**WHAT IS ASKED:** Look over the lines below. Report each one that includes the string "your".

________

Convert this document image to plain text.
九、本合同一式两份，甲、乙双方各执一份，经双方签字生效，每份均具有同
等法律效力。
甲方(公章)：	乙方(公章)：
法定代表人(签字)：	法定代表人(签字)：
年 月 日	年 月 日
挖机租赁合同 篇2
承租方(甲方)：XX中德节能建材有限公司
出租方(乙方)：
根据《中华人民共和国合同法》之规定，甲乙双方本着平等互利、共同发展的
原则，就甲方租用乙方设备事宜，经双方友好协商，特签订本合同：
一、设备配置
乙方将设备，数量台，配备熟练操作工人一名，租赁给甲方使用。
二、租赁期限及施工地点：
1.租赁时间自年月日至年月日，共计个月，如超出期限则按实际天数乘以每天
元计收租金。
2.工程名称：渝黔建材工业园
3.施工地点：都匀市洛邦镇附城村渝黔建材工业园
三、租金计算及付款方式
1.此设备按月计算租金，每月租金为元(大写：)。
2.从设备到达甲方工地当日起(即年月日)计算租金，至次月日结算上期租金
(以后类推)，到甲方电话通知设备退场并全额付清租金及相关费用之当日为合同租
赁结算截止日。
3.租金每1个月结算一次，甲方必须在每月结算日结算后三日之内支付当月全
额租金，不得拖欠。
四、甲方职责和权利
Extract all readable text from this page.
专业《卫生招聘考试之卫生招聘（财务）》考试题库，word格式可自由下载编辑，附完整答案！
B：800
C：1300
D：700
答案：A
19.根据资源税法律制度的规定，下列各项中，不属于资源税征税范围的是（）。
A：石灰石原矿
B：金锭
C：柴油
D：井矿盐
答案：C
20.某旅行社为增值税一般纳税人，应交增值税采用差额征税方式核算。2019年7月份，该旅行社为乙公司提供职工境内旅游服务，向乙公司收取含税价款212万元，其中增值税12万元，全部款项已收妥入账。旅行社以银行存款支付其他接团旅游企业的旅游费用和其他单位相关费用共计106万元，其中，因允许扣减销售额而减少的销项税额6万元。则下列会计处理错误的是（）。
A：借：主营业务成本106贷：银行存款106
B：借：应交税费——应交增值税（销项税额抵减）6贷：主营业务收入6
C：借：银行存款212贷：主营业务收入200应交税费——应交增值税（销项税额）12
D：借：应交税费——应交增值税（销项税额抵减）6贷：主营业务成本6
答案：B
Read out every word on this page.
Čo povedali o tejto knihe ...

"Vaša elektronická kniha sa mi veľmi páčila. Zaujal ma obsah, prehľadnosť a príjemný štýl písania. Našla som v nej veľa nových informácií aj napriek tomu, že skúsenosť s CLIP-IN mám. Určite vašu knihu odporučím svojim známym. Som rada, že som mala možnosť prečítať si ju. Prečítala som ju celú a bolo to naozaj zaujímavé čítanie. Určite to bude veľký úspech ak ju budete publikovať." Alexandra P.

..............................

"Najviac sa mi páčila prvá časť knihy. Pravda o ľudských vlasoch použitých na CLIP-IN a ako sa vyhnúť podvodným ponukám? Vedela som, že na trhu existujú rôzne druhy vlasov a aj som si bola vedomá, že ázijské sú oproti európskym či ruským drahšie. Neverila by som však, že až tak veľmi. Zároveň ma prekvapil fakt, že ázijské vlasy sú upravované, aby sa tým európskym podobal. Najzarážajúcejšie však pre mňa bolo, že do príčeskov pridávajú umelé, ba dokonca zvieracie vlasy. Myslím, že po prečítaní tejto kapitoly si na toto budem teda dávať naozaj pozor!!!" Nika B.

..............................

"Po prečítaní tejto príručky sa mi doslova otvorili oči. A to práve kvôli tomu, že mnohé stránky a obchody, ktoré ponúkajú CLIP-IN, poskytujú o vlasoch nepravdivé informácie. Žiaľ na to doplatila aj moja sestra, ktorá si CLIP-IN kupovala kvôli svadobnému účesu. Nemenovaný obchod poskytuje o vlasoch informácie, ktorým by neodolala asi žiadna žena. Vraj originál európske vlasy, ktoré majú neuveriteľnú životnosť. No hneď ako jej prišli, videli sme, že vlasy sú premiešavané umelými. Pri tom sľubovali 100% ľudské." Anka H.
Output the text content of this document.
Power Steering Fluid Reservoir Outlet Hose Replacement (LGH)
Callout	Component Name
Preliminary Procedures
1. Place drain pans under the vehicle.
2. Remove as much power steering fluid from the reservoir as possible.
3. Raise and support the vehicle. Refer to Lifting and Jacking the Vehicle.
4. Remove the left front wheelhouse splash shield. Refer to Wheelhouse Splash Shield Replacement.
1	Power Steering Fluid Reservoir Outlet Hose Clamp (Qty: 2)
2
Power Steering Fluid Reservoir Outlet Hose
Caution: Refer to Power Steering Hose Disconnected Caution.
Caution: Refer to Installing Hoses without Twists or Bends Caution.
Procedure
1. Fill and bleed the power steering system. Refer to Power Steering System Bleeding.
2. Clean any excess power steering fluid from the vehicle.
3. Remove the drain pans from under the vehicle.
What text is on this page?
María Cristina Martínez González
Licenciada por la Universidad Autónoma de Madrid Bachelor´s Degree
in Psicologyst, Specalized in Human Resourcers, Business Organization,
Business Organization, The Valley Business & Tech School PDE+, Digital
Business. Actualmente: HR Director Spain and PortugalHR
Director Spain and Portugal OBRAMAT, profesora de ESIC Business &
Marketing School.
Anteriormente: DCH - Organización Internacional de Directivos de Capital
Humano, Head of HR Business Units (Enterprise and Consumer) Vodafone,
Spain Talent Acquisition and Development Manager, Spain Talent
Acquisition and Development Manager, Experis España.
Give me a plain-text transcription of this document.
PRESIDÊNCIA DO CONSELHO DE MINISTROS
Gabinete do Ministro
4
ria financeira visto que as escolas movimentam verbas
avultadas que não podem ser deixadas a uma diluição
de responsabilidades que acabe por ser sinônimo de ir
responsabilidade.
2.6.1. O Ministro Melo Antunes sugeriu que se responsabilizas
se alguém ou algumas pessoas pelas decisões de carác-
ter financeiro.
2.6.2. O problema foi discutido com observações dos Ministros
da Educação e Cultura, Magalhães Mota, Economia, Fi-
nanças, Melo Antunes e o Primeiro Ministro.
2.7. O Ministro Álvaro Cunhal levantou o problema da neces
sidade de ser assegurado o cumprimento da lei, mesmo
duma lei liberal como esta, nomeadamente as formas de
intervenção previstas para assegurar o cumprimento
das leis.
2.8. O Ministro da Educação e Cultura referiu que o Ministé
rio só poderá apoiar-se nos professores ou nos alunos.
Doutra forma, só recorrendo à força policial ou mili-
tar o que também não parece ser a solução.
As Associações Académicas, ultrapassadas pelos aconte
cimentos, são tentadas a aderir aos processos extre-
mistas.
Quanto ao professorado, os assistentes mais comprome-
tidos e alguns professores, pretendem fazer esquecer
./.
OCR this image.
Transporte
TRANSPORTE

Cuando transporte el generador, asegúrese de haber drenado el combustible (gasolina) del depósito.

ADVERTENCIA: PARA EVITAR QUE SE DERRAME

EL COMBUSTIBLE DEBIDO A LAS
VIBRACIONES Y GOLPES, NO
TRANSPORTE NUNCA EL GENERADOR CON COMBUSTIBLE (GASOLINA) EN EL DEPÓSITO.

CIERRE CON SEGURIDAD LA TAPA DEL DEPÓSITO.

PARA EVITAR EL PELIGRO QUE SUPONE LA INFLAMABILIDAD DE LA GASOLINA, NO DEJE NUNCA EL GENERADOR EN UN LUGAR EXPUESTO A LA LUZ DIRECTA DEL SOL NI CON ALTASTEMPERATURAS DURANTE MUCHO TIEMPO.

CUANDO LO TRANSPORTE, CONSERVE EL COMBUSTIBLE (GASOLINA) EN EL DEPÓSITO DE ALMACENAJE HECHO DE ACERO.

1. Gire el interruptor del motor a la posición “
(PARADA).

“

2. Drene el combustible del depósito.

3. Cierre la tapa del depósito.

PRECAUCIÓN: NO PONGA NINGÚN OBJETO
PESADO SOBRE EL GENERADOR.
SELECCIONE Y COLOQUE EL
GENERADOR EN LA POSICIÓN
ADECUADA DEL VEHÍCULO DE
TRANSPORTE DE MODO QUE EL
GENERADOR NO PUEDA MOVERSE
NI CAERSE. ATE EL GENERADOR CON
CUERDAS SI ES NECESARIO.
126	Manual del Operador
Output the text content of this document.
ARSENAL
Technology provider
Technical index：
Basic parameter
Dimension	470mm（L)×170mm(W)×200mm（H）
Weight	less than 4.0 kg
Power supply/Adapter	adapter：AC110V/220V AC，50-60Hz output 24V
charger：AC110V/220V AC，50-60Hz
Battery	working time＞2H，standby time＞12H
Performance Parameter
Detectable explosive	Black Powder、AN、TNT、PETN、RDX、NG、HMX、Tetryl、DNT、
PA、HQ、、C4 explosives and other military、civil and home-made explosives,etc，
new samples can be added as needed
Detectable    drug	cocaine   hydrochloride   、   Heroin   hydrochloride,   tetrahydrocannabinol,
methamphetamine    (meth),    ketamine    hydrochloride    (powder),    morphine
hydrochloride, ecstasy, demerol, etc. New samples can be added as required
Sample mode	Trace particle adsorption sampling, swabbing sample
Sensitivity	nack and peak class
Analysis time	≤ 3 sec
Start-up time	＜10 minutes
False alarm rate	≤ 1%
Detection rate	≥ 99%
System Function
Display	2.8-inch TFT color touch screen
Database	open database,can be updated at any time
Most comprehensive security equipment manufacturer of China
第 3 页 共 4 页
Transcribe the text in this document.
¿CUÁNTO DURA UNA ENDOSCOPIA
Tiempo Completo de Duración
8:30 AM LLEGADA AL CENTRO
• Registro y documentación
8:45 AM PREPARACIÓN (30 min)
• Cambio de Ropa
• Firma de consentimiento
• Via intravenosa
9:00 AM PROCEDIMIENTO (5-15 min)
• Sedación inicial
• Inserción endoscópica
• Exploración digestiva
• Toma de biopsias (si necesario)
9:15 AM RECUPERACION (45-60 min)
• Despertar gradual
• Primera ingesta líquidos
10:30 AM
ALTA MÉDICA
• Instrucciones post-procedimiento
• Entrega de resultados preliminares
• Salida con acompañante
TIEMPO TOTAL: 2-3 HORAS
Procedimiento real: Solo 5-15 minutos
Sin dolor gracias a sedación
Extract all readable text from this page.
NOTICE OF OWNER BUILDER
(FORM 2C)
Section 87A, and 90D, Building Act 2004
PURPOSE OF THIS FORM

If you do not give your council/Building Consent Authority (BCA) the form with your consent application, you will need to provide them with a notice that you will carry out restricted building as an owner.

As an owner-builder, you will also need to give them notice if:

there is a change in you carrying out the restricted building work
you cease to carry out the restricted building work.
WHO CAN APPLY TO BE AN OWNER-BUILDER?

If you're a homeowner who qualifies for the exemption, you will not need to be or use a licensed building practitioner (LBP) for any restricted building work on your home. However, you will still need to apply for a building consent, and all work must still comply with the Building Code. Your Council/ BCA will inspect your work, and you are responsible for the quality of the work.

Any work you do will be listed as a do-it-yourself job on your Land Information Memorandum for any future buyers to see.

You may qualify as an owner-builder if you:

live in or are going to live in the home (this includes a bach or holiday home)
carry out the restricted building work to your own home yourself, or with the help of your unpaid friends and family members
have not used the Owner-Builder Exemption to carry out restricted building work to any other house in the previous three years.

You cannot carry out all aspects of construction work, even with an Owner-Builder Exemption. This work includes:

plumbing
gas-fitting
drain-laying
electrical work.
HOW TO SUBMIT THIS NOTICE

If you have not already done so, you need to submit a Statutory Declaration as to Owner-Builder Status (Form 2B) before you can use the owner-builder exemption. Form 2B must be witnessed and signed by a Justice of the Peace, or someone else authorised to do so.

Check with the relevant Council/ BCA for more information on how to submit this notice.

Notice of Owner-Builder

________

**COMPLETED EXERCISE:**
If you do not give your council/Building Consent Authority (BCA) the form with your consent application, you will need to provide them with a notice that you will carry out restricted building as an owner.
If you're a homeowner who qualifies for the exemption, you will not need to be or use a licensed building practitioner (LBP) for any restricted building work on your home. However, you will still need to apply for a building consent, and all work must still comply with the Building Code. Your Council/ BCA will inspect your work, and you are responsible for the quality of the work.
Any work you do will be listed as a do-it-yourself job on your Land Information Memorandum for any future buyers to see.
carry out the restricted building work to your own home yourself, or with the help of your unpaid friends and family members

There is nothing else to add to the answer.